#### Problem statement:
Reproduce verbatim the part of the passage below on Joseph Wood's execution that runs from "Her husband added" up to and including "sedated, witnesses said.".
(Beginning of Text passage)
Her husband added that the convicted killer smiled at the family before succumbing to the drugs.

"It's not just about him," Richard Brown said. "It's about other people that suffered, that are still suffering. He smiled and laughed at us and then went to sleep."

State doctors said Wood didn't suffer, but his attorneys claimed he did.

"It took Joseph Wood two hours to die, and he gasped and struggled to breathe for about an hour and 40 minutes," attorney Dale Baich, who witnessed the execution, said in a statement, adding that Arizona now joins the list of states responsible for a "bungled execution."

Witnesses described watching Wood gasp like a fish and hearing sounds similar to snoring. A doctor checked Wood a few times during the procedure and confirmed that he was sedated, witnesses said.

An Associated Press reporter who saw the execution said Wood was gasping for nearly two hours.

"At the beginning, he turned around and was looking at the gallery, was looking all around while he was being prepped," AP reporter Astrid Galvan said. "He smiled at the gallery at least once. Also looked directly at the deacon -- gave him a smile, and then had a frown on his face."
(End of Text passage)
(Beginning of Supplied material)
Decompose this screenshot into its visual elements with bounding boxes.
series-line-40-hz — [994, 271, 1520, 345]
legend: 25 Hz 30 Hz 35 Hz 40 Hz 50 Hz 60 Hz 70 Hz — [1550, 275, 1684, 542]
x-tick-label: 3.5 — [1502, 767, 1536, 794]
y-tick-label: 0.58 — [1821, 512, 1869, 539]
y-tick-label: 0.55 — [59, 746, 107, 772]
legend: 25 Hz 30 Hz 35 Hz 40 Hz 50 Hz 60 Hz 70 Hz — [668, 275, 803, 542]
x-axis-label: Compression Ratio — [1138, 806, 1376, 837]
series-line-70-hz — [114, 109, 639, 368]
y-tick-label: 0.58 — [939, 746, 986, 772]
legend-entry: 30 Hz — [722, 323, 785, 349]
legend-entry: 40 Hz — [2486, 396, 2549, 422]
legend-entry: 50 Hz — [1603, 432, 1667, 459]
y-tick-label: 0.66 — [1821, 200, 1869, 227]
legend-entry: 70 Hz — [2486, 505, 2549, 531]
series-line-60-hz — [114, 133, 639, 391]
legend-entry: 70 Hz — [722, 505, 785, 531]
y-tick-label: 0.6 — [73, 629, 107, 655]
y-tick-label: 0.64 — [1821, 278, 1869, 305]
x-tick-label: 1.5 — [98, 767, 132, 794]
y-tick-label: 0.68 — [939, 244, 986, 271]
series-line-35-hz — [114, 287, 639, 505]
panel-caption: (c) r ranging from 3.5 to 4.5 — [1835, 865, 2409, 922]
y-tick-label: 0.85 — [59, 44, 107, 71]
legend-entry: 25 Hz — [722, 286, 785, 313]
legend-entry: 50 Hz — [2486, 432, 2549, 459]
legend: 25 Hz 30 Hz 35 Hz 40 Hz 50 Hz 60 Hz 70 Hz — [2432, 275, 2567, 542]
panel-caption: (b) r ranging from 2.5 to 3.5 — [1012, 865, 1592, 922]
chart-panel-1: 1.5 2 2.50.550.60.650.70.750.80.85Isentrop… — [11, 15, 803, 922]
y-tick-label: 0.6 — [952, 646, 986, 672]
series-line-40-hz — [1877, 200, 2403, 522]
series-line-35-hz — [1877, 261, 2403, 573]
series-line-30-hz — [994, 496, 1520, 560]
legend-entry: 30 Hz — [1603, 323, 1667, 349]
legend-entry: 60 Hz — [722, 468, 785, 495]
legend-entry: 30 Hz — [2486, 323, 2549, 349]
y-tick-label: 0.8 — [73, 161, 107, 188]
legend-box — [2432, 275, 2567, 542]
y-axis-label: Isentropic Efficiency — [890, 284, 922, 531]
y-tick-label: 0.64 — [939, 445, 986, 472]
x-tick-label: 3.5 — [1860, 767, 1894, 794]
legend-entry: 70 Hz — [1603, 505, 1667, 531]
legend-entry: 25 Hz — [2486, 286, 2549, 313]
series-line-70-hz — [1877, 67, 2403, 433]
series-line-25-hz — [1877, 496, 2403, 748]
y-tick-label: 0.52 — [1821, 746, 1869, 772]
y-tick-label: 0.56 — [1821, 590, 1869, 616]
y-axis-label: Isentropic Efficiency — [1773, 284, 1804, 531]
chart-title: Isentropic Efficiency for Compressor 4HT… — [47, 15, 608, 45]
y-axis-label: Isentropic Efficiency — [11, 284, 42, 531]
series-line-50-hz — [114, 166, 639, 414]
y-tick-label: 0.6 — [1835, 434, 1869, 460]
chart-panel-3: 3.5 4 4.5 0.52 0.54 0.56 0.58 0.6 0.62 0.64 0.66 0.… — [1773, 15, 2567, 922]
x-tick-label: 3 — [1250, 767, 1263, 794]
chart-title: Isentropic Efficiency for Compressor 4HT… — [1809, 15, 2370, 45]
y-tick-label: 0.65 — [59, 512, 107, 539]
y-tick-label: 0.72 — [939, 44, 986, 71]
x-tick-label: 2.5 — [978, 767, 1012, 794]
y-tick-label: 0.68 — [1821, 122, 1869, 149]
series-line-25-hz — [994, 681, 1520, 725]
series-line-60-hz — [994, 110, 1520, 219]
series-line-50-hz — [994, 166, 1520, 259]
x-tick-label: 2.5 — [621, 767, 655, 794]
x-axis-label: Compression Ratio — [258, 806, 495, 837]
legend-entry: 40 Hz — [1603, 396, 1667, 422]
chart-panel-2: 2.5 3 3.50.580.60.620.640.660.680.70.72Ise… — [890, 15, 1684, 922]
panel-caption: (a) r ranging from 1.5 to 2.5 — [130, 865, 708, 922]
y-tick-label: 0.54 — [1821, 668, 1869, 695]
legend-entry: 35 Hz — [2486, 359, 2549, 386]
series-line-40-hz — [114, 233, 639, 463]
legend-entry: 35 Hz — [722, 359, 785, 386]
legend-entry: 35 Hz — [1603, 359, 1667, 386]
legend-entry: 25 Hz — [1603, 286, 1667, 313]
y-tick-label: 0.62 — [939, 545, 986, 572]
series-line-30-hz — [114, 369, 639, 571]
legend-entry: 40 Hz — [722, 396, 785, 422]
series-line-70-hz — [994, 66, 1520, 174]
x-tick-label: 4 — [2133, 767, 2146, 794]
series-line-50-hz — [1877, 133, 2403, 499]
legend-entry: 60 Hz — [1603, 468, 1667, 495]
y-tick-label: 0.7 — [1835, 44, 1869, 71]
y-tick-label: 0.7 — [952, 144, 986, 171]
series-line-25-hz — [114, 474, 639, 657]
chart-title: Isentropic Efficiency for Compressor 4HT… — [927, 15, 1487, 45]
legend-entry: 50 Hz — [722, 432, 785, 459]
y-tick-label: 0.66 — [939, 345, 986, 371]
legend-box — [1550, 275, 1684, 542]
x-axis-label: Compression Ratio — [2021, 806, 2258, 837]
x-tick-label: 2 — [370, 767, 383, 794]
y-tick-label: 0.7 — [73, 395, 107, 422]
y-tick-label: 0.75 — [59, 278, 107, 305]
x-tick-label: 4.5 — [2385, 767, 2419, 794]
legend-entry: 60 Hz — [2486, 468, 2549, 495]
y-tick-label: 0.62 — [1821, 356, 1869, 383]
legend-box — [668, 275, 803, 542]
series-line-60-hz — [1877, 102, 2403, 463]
(End of Supplied material)
#### Exercise result:
Her husband added that the convicted killer smiled at the family before succumbing to the drugs.

"It's not just about him," Richard Brown said. "It's about other people that suffered, that are still suffering. He smiled and laughed at us and then went to sleep."

State doctors said Wood didn't suffer, but his attorneys claimed he did.

"It took Joseph Wood two hours to die, and he gasped and struggled to breathe for about an hour and 40 minutes," attorney Dale Baich, who witnessed the execution, said in a statement, adding that Arizona now joins the list of states responsible for a "bungled execution."

Witnesses described watching Wood gasp like a fish and hearing sounds similar to snoring. A doctor checked Wood a few times during the procedure and confirmed that he was sedated, witnesses said.